● DIRECTIVE: Single out the lines that include the word "Output". Copy them.

● RECORDS TO USE:
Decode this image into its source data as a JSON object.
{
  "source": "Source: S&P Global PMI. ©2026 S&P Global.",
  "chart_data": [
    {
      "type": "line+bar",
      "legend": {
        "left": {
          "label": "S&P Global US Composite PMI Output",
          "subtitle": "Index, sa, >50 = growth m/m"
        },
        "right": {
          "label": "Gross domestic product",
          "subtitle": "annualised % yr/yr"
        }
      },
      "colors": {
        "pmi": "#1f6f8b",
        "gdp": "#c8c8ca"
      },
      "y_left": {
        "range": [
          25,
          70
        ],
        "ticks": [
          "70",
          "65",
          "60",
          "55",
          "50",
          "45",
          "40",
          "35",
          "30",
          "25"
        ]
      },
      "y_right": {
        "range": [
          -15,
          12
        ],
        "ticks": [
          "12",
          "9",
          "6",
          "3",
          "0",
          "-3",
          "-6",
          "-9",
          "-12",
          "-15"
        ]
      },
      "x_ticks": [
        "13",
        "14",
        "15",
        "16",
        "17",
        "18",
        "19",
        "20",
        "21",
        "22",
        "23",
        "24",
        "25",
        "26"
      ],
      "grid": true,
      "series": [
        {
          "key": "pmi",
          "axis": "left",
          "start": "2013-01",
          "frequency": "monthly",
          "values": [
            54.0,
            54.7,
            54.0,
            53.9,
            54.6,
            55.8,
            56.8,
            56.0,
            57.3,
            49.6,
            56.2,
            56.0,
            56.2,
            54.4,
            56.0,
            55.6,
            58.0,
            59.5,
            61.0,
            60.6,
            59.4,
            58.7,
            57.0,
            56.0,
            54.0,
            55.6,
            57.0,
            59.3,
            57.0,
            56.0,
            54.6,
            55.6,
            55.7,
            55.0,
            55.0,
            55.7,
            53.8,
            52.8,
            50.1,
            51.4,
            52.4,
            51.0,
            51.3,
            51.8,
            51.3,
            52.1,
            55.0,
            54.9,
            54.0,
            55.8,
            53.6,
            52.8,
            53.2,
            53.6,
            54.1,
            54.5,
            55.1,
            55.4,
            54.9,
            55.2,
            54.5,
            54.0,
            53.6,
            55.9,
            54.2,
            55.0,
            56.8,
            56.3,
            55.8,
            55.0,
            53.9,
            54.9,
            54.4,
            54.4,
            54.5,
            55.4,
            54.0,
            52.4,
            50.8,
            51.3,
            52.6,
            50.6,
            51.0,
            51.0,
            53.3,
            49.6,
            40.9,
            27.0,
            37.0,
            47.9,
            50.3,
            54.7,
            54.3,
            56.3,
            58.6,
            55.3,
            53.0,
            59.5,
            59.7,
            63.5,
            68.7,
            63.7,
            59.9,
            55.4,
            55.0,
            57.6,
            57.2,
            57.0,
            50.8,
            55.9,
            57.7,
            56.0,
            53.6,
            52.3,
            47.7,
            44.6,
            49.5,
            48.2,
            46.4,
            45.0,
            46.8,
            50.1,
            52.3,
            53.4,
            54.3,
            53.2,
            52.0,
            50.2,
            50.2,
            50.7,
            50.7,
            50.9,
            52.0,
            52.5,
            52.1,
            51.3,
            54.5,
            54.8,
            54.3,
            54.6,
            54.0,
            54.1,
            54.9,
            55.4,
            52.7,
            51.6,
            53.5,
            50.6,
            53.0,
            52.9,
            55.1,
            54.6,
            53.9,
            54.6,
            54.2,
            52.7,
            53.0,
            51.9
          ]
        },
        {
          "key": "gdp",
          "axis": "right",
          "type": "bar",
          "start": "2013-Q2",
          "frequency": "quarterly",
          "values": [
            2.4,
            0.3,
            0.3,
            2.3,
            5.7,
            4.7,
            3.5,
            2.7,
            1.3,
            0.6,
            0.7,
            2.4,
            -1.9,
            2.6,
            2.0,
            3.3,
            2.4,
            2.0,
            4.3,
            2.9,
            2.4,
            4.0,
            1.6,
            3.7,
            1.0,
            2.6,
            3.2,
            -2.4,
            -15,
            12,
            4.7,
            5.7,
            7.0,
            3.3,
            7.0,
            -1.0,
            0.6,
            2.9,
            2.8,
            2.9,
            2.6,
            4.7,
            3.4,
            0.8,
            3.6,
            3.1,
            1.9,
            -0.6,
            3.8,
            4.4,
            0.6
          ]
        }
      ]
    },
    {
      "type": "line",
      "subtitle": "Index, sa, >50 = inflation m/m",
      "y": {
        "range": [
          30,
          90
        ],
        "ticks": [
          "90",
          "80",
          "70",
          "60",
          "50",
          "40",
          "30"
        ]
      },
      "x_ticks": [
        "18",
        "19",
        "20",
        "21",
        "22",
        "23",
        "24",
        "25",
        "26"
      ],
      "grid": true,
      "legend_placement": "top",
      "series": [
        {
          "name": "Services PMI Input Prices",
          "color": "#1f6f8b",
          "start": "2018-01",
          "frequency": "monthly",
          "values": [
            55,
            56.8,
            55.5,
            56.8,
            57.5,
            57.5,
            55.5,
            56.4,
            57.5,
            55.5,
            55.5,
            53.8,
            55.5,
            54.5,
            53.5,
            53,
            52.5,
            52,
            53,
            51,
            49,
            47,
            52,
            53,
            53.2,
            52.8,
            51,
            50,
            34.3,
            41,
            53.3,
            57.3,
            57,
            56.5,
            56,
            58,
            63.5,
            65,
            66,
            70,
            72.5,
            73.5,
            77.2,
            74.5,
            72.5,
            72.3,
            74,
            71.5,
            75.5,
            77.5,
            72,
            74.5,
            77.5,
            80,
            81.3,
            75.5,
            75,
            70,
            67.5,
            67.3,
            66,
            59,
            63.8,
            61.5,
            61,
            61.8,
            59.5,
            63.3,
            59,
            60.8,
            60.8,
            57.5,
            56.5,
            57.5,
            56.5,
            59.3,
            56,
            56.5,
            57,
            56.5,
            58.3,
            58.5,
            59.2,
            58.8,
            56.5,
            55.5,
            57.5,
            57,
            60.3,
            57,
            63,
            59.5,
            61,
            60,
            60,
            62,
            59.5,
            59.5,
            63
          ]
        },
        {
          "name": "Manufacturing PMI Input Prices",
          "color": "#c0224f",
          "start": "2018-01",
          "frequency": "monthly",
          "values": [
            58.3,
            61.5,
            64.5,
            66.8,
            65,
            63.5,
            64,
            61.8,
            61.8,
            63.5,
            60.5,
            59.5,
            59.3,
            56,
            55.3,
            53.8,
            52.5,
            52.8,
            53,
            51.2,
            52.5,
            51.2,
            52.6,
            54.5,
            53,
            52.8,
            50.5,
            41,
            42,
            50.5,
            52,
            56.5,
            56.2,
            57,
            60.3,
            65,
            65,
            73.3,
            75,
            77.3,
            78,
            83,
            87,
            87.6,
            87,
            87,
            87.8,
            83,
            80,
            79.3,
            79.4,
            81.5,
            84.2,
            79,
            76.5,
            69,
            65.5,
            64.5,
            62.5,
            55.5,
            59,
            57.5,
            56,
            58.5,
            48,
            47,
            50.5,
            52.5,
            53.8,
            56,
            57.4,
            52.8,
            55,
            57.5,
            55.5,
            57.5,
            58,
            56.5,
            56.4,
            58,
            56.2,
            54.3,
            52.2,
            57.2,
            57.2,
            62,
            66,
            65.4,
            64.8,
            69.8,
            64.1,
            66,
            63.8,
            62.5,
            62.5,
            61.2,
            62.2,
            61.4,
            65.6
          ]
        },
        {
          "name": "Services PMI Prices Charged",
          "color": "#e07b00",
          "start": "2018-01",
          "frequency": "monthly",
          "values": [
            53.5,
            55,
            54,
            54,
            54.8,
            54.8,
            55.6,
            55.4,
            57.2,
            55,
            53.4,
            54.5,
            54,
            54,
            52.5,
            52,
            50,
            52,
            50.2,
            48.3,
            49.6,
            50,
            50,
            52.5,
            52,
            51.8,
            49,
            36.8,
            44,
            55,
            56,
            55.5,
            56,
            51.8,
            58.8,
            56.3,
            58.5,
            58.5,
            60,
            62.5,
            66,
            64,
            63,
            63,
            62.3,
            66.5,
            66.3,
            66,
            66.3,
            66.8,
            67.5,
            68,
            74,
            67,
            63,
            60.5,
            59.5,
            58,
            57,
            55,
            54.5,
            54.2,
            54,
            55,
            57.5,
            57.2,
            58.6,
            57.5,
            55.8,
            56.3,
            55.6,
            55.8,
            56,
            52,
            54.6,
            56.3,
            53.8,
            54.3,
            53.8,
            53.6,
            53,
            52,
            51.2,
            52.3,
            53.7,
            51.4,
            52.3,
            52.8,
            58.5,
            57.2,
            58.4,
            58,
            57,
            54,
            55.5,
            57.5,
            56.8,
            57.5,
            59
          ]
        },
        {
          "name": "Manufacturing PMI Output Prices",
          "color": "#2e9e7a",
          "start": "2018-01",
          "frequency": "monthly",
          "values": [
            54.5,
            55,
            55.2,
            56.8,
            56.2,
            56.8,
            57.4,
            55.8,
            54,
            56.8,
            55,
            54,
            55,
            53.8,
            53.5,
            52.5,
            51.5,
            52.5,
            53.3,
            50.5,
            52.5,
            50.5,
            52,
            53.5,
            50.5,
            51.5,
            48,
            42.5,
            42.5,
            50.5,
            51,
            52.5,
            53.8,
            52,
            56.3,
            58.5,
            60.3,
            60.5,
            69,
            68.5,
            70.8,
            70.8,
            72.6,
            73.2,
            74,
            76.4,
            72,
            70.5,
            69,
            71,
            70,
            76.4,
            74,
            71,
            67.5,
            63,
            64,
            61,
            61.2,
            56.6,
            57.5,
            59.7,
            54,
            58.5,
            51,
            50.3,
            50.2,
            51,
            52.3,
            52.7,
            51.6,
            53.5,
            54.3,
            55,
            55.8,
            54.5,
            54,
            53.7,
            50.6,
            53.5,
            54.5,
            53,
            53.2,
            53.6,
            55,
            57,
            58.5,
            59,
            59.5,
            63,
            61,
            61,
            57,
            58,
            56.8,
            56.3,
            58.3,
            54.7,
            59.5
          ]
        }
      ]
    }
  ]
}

● SOLVED PROBLEM:
          "label": "S&P Global US Composite PMI Output",
          "name": "Manufacturing PMI Output Prices",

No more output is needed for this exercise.